Dataset records:
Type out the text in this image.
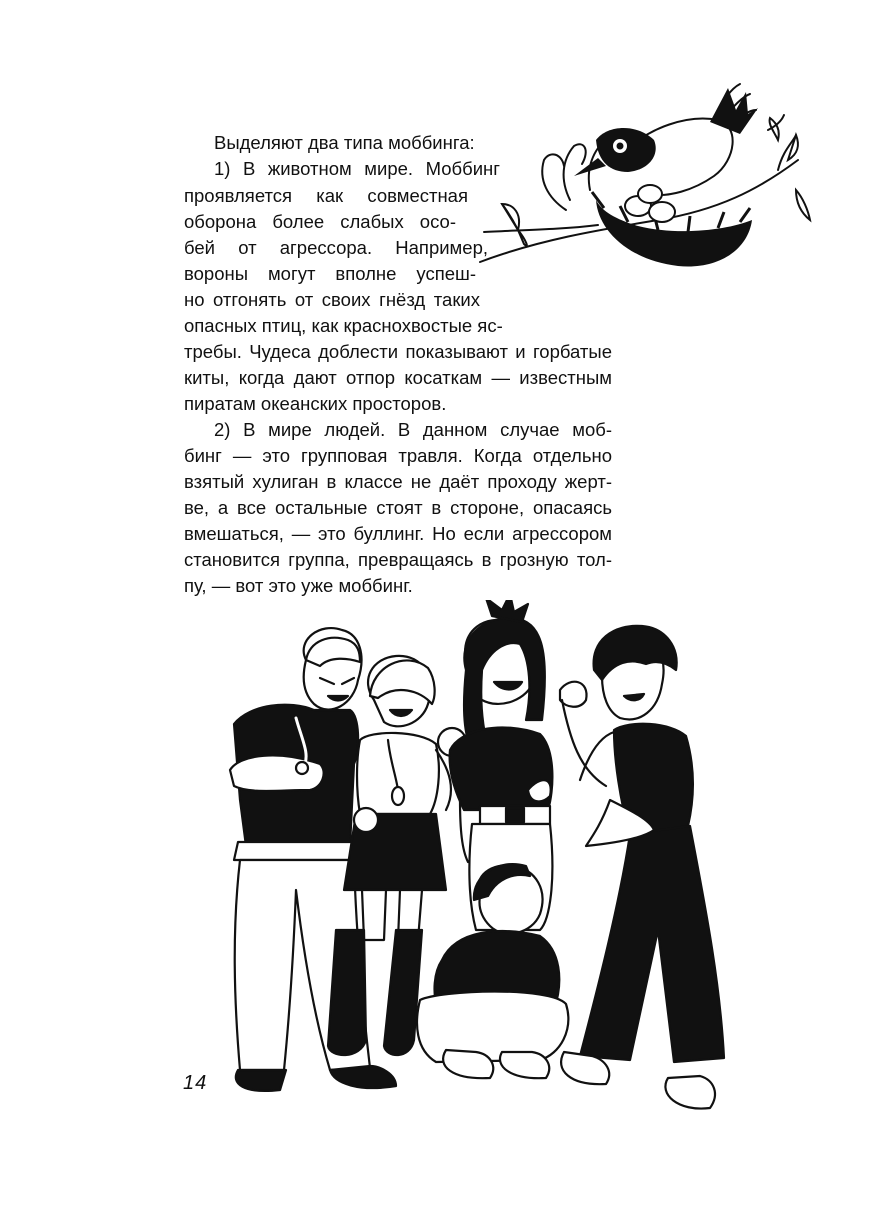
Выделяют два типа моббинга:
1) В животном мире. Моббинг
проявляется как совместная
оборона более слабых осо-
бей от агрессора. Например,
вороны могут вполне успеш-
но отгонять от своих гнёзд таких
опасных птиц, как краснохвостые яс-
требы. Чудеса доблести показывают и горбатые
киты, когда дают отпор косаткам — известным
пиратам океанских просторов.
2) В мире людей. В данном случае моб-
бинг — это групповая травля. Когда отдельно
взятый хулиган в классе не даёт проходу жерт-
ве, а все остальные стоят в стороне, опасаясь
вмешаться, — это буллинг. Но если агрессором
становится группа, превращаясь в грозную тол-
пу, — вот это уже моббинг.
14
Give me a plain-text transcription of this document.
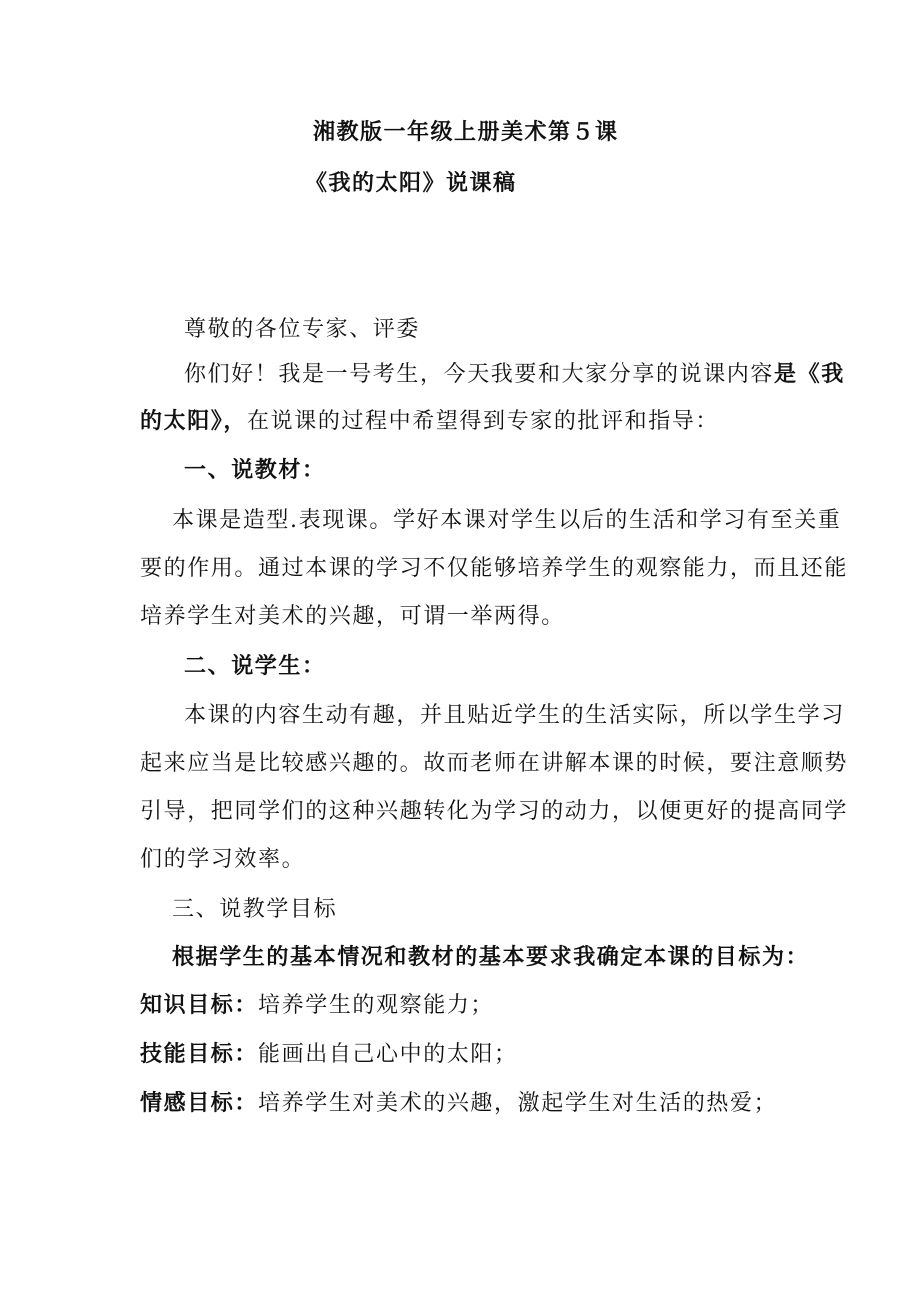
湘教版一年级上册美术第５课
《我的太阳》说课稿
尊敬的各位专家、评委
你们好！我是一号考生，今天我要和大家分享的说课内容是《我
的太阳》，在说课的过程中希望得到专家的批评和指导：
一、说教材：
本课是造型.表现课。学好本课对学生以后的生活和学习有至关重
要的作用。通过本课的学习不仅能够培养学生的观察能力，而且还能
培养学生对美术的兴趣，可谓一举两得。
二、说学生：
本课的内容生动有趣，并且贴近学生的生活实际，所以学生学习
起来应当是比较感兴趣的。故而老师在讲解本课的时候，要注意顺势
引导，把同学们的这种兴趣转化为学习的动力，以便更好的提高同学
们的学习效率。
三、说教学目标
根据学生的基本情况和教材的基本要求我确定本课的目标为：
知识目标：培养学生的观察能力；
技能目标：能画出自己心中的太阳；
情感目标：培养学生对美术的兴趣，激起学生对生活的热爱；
---
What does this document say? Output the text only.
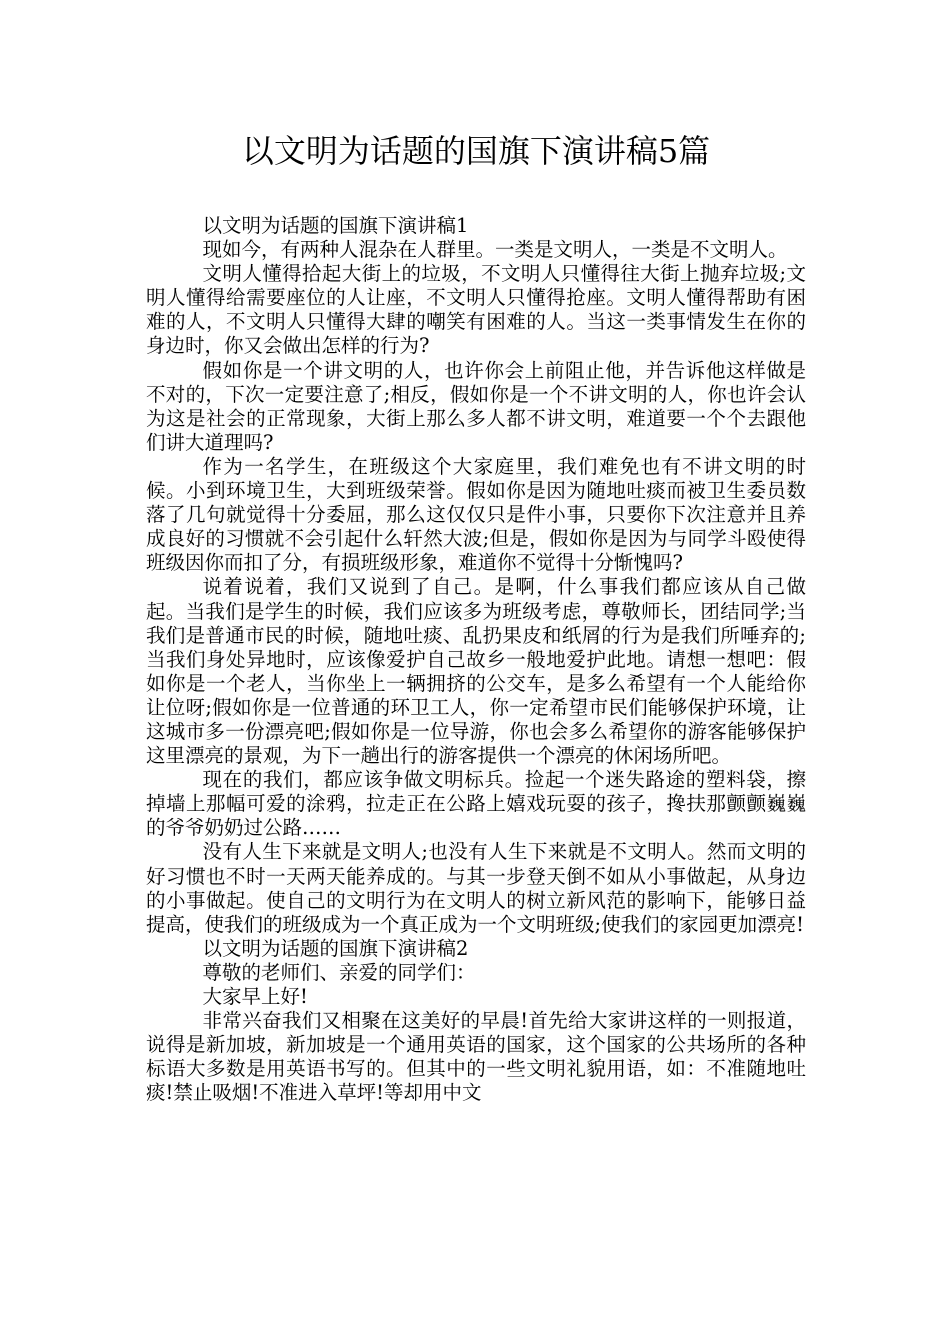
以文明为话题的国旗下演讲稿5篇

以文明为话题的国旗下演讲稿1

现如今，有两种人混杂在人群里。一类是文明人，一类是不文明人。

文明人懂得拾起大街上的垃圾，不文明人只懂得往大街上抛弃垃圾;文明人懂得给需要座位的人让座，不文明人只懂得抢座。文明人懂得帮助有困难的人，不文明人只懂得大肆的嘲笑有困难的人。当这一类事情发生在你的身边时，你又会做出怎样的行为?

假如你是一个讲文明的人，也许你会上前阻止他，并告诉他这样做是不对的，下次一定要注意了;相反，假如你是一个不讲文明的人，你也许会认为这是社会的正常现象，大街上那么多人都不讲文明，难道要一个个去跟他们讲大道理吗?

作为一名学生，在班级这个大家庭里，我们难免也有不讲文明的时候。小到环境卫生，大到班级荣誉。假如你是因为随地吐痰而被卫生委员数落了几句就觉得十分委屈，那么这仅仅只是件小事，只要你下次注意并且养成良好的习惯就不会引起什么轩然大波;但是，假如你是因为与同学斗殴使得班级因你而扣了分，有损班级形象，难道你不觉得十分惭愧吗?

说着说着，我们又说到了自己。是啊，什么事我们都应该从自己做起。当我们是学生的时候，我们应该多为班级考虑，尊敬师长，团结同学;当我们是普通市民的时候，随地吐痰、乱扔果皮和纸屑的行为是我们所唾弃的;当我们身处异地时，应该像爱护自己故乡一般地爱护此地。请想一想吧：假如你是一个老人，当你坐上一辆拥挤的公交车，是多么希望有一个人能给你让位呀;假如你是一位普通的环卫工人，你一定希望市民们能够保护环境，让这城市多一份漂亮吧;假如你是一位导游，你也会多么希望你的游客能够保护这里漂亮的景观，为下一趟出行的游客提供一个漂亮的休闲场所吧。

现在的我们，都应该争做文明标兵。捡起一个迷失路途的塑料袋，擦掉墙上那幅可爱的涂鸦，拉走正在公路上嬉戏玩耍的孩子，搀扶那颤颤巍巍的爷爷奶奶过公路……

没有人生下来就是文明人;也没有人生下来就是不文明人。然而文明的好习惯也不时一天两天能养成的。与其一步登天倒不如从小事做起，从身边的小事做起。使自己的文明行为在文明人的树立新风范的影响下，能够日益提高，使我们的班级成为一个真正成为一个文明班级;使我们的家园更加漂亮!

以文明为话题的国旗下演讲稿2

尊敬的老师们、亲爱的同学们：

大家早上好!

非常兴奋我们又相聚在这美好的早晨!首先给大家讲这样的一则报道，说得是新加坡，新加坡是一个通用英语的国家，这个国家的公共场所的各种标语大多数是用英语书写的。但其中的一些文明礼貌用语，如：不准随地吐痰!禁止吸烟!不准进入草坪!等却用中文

EXERCISE GOAL: All lines that include "document" are to be gathered and copied.

WORKED ANSWER:
Give me a plain-text transcription of this document.
What does this document say? Output the text only.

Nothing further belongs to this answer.